RECORD LIST:

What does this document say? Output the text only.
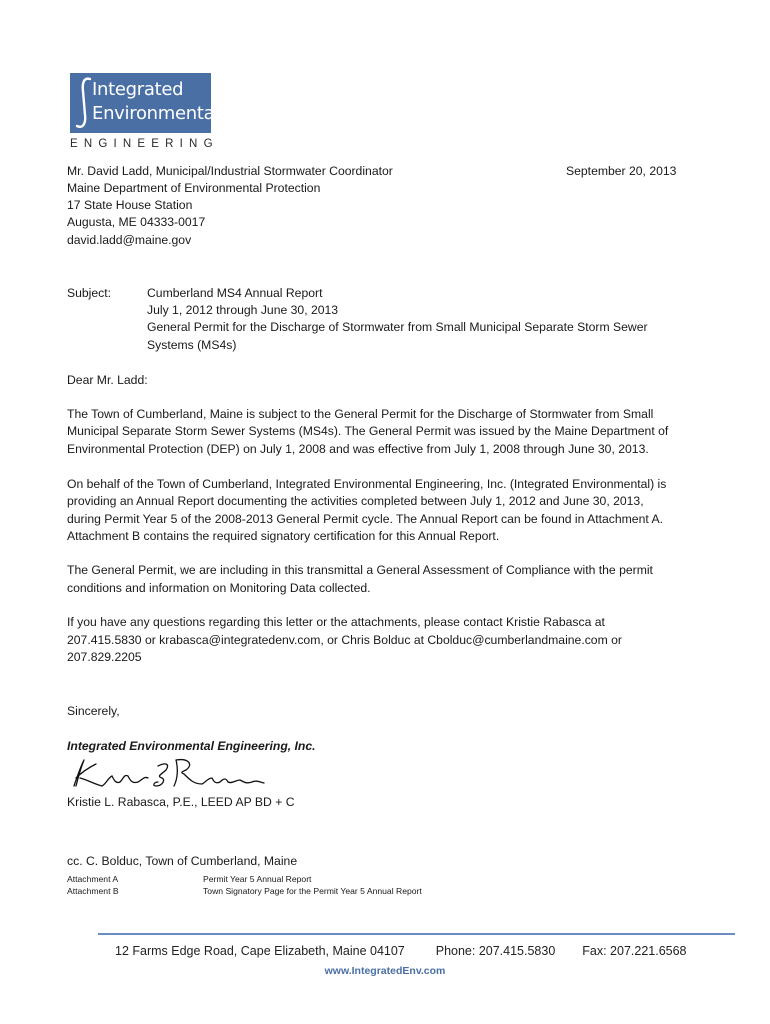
Integrated
Environmental
ENGINEERING
Mr. David Ladd, Municipal/Industrial Stormwater Coordinator
Maine Department of Environmental Protection
17 State House Station
Augusta, ME 04333-0017
david.ladd@maine.gov
September 20, 2013
Subject:	Cumberland MS4 Annual Report
July 1, 2012 through June 30, 2013
General Permit for the Discharge of Stormwater from Small Municipal Separate Storm Sewer
Systems (MS4s)
Dear Mr. Ladd:
The Town of Cumberland, Maine is subject to the General Permit for the Discharge of Stormwater from Small
Municipal Separate Storm Sewer Systems (MS4s). The General Permit was issued by the Maine Department of
Environmental Protection (DEP) on July 1, 2008 and was effective from July 1, 2008 through June 30, 2013.
On behalf of the Town of Cumberland, Integrated Environmental Engineering, Inc. (Integrated Environmental) is
providing an Annual Report documenting the activities completed between July 1, 2012 and June 30, 2013,
during Permit Year 5 of the 2008-2013 General Permit cycle. The Annual Report can be found in Attachment A.
Attachment B contains the required signatory certification for this Annual Report.
The General Permit, we are including in this transmittal a General Assessment of Compliance with the permit
conditions and information on Monitoring Data collected.
If you have any questions regarding this letter or the attachments, please contact Kristie Rabasca at
207.415.5830 or krabasca@integratedenv.com, or Chris Bolduc at Cbolduc@cumberlandmaine.com or
207.829.2205
Sincerely,
Integrated Environmental Engineering, Inc.
Kristie L. Rabasca, P.E., LEED AP BD + C
cc. C. Bolduc, Town of Cumberland, Maine
Attachment A	Permit Year 5 Annual Report
Attachment B	Town Signatory Page for the Permit Year 5 Annual Report
12 Farms Edge Road, Cape Elizabeth, Maine 04107 Phone: 207.415.5830 Fax: 207.221.6568
www.IntegratedEnv.com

GOAL: Output a faithful copy of the data, with each picture left out.

EXPECTED ANSWER:
What does this document say? Output the text only.
Integrated
Environmental
ENGINEERING
Mr. David Ladd, Municipal/Industrial Stormwater Coordinator
Maine Department of Environmental Protection
17 State House Station
Augusta, ME 04333-0017
david.ladd@maine.gov
September 20, 2013
Subject:	Cumberland MS4 Annual Report
July 1, 2012 through June 30, 2013
General Permit for the Discharge of Stormwater from Small Municipal Separate Storm Sewer
Systems (MS4s)
Dear Mr. Ladd:
The Town of Cumberland, Maine is subject to the General Permit for the Discharge of Stormwater from Small
Municipal Separate Storm Sewer Systems (MS4s). The General Permit was issued by the Maine Department of
Environmental Protection (DEP) on July 1, 2008 and was effective from July 1, 2008 through June 30, 2013.
On behalf of the Town of Cumberland, Integrated Environmental Engineering, Inc. (Integrated Environmental) is
providing an Annual Report documenting the activities completed between July 1, 2012 and June 30, 2013,
during Permit Year 5 of the 2008-2013 General Permit cycle. The Annual Report can be found in Attachment A.
Attachment B contains the required signatory certification for this Annual Report.
The General Permit, we are including in this transmittal a General Assessment of Compliance with the permit
conditions and information on Monitoring Data collected.
If you have any questions regarding this letter or the attachments, please contact Kristie Rabasca at
207.415.5830 or krabasca@integratedenv.com, or Chris Bolduc at Cbolduc@cumberlandmaine.com or
207.829.2205
Sincerely,
Integrated Environmental Engineering, Inc.
Kristie L. Rabasca, P.E., LEED AP BD + C
cc. C. Bolduc, Town of Cumberland, Maine
Attachment A	Permit Year 5 Annual Report
Attachment B	Town Signatory Page for the Permit Year 5 Annual Report
12 Farms Edge Road, Cape Elizabeth, Maine 04107 Phone: 207.415.5830 Fax: 207.221.6568
www.IntegratedEnv.com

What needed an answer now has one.